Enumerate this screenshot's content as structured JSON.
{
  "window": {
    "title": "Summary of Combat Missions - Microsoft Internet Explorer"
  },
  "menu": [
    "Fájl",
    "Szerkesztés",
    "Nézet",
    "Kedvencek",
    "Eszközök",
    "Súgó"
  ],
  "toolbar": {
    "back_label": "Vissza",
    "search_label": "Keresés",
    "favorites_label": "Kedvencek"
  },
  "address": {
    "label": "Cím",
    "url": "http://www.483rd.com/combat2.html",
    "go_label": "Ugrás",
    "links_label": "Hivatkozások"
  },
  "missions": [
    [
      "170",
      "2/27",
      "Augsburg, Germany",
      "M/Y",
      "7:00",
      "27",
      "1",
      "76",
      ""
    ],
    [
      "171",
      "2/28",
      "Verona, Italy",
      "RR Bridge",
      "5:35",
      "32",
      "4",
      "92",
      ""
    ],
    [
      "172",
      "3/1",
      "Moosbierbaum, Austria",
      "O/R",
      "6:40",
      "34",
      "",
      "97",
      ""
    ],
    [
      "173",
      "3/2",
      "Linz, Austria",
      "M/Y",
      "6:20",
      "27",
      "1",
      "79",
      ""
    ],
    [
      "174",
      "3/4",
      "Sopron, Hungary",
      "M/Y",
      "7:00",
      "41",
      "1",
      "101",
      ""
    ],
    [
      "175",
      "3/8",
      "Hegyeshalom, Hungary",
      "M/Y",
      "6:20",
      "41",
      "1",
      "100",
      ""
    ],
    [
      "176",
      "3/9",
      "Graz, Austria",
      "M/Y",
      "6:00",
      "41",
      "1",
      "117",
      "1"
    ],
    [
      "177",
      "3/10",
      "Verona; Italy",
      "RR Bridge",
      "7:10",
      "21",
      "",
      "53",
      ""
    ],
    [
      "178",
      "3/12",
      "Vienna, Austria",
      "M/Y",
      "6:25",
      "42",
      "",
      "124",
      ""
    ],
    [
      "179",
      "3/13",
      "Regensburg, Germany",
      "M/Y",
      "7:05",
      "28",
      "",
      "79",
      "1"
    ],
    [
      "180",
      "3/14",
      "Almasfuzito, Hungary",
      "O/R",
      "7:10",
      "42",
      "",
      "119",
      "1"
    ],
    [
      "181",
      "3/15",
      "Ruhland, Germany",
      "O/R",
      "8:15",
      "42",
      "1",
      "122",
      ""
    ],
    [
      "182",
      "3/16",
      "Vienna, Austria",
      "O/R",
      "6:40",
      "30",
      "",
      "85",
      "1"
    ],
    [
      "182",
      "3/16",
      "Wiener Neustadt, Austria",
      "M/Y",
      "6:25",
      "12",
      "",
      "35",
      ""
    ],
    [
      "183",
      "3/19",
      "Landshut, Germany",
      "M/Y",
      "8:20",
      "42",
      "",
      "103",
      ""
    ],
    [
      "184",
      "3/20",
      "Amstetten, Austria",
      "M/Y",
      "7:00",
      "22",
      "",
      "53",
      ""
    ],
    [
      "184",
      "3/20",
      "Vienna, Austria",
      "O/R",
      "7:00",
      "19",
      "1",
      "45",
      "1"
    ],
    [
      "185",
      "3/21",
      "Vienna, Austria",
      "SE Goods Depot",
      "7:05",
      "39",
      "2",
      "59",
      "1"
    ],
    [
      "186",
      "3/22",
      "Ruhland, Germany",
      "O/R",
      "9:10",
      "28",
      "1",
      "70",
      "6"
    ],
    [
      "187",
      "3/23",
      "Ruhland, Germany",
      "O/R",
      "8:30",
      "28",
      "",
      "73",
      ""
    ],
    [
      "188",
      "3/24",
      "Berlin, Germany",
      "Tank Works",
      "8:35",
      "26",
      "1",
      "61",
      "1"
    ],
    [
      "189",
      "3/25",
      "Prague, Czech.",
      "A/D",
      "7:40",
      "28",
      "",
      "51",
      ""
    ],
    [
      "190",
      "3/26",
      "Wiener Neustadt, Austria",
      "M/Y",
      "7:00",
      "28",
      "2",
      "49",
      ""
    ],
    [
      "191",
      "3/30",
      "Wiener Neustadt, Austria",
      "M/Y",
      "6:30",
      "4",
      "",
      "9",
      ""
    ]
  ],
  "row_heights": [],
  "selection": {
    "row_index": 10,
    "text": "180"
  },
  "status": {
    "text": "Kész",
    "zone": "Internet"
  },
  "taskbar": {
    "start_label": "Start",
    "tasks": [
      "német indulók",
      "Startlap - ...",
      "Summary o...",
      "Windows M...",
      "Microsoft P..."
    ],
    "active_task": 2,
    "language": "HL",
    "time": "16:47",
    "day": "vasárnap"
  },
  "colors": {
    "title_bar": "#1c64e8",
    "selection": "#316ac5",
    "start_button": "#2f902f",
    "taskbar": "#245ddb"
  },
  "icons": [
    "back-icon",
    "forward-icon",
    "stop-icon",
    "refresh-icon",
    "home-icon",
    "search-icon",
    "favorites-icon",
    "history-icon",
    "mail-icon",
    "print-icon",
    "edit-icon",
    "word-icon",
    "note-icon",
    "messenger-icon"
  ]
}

Stated exercise:
The records above are to be copied in full, exactly as written.

Result:
Enumerate this screenshot's content as structured JSON.
{
  "window": {
    "title": "Summary of Combat Missions - Microsoft Internet Explorer"
  },
  "menu": [
    "Fájl",
    "Szerkesztés",
    "Nézet",
    "Kedvencek",
    "Eszközök",
    "Súgó"
  ],
  "toolbar": {
    "back_label": "Vissza",
    "search_label": "Keresés",
    "favorites_label": "Kedvencek"
  },
  "address": {
    "label": "Cím",
    "url": "http://www.483rd.com/combat2.html",
    "go_label": "Ugrás",
    "links_label": "Hivatkozások"
  },
  "missions": [
    [
      "170",
      "2/27",
      "Augsburg, Germany",
      "M/Y",
      "7:00",
      "27",
      "1",
      "76",
      ""
    ],
    [
      "171",
      "2/28",
      "Verona, Italy",
      "RR Bridge",
      "5:35",
      "32",
      "4",
      "92",
      ""
    ],
    [
      "172",
      "3/1",
      "Moosbierbaum, Austria",
      "O/R",
      "6:40",
      "34",
      "",
      "97",
      ""
    ],
    [
      "173",
      "3/2",
      "Linz, Austria",
      "M/Y",
      "6:20",
      "27",
      "1",
      "79",
      ""
    ],
    [
      "174",
      "3/4",
      "Sopron, Hungary",
      "M/Y",
      "7:00",
      "41",
      "1",
      "101",
      ""
    ],
    [
      "175",
      "3/8",
      "Hegyeshalom, Hungary",
      "M/Y",
      "6:20",
      "41",
      "1",
      "100",
      ""
    ],
    [
      "176",
      "3/9",
      "Graz, Austria",
      "M/Y",
      "6:00",
      "41",
      "1",
      "117",
      "1"
    ],
    [
      "177",
      "3/10",
      "Verona; Italy",
      "RR Bridge",
      "7:10",
      "21",
      "",
      "53",
      ""
    ],
    [
      "178",
      "3/12",
      "Vienna, Austria",
      "M/Y",
      "6:25",
      "42",
      "",
      "124",
      ""
    ],
    [
      "179",
      "3/13",
      "Regensburg, Germany",
      "M/Y",
      "7:05",
      "28",
      "",
      "79",
      "1"
    ],
    [
      "180",
      "3/14",
      "Almasfuzito, Hungary",
      "O/R",
      "7:10",
      "42",
      "",
      "119",
      "1"
    ],
    [
      "181",
      "3/15",
      "Ruhland, Germany",
      "O/R",
      "8:15",
      "42",
      "1",
      "122",
      ""
    ],
    [
      "182",
      "3/16",
      "Vienna, Austria",
      "O/R",
      "6:40",
      "30",
      "",
      "85",
      "1"
    ],
    [
      "182",
      "3/16",
      "Wiener Neustadt, Austria",
      "M/Y",
      "6:25",
      "12",
      "",
      "35",
      ""
    ],
    [
      "183",
      "3/19",
      "Landshut, Germany",
      "M/Y",
      "8:20",
      "42",
      "",
      "103",
      ""
    ],
    [
      "184",
      "3/20",
      "Amstetten, Austria",
      "M/Y",
      "7:00",
      "22",
      "",
      "53",
      ""
    ],
    [
      "184",
      "3/20",
      "Vienna, Austria",
      "O/R",
      "7:00",
      "19",
      "1",
      "45",
      "1"
    ],
    [
      "185",
      "3/21",
      "Vienna, Austria",
      "SE Goods Depot",
      "7:05",
      "39",
      "2",
      "59",
      "1"
    ],
    [
      "186",
      "3/22",
      "Ruhland, Germany",
      "O/R",
      "9:10",
      "28",
      "1",
      "70",
      "6"
    ],
    [
      "187",
      "3/23",
      "Ruhland, Germany",
      "O/R",
      "8:30",
      "28",
      "",
      "73",
      ""
    ],
    [
      "188",
      "3/24",
      "Berlin, Germany",
      "Tank Works",
      "8:35",
      "26",
      "1",
      "61",
      "1"
    ],
    [
      "189",
      "3/25",
      "Prague, Czech.",
      "A/D",
      "7:40",
      "28",
      "",
      "51",
      ""
    ],
    [
      "190",
      "3/26",
      "Wiener Neustadt, Austria",
      "M/Y",
      "7:00",
      "28",
      "2",
      "49",
      ""
    ],
    [
      "191",
      "3/30",
      "Wiener Neustadt, Austria",
      "M/Y",
      "6:30",
      "4",
      "",
      "9",
      ""
    ]
  ],
  "row_heights": [],
  "selection": {
    "row_index": 10,
    "text": "180"
  },
  "status": {
    "text": "Kész",
    "zone": "Internet"
  },
  "taskbar": {
    "start_label": "Start",
    "tasks": [
      "német indulók",
      "Startlap - ...",
      "Summary o...",
      "Windows M...",
      "Microsoft P..."
    ],
    "active_task": 2,
    "language": "HL",
    "time": "16:47",
    "day": "vasárnap"
  },
  "colors": {
    "title_bar": "#1c64e8",
    "selection": "#316ac5",
    "start_button": "#2f902f",
    "taskbar": "#245ddb"
  },
  "icons": [
    "back-icon",
    "forward-icon",
    "stop-icon",
    "refresh-icon",
    "home-icon",
    "search-icon",
    "favorites-icon",
    "history-icon",
    "mail-icon",
    "print-icon",
    "edit-icon",
    "word-icon",
    "note-icon",
    "messenger-icon"
  ]
}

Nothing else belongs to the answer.